## WHAT TO DO
Gather from the material every line that contains the string "Fire".

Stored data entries
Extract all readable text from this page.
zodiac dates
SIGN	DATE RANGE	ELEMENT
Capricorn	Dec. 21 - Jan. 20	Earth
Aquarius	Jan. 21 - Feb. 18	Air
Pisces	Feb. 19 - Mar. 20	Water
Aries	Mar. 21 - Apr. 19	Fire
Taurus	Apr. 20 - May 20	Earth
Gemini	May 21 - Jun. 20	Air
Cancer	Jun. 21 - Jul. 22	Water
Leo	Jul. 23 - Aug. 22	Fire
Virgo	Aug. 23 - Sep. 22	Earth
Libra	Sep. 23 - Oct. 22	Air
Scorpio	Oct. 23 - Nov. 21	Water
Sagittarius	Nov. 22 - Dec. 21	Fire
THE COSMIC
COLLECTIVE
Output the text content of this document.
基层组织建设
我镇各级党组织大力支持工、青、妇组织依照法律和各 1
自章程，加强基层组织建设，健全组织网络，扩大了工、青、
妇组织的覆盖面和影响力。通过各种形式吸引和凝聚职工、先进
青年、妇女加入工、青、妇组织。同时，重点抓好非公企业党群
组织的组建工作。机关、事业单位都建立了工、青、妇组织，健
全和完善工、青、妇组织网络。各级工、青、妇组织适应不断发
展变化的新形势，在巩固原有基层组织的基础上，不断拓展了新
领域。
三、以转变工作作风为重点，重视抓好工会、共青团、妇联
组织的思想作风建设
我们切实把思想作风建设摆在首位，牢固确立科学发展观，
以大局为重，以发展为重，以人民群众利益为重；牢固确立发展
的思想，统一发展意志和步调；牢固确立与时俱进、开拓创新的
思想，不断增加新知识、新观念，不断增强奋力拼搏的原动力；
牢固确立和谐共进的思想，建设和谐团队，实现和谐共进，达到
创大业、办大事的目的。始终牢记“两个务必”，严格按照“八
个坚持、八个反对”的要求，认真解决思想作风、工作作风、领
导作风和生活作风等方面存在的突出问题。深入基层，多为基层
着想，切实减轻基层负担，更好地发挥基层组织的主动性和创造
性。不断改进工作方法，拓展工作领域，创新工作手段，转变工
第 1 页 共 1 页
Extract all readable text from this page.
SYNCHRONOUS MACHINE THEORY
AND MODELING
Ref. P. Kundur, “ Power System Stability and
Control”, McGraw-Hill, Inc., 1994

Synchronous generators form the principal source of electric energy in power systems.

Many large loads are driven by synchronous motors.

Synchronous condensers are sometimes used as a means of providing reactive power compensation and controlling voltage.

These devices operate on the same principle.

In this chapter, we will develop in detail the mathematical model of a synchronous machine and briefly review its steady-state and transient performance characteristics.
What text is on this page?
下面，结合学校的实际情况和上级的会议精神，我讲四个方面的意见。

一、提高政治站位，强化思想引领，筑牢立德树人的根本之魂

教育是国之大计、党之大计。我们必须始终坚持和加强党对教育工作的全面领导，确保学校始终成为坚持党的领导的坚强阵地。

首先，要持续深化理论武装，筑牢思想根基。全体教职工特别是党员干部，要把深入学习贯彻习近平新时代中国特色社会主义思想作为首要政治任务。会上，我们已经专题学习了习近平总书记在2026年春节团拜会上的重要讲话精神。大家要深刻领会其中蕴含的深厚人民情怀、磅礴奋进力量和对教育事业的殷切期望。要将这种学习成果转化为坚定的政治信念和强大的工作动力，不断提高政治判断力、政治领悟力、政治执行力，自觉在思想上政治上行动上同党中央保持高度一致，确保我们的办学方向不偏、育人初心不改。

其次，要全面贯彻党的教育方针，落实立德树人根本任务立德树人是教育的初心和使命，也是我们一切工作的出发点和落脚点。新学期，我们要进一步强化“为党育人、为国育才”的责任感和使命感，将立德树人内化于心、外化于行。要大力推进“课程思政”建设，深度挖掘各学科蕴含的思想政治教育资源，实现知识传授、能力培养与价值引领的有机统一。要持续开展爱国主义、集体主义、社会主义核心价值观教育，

## EXERCISE RESULT
Aries	Mar. 21 - Apr. 19	Fire
Leo	Jul. 23 - Aug. 22	Fire
Sagittarius	Nov. 22 - Dec. 21	Fire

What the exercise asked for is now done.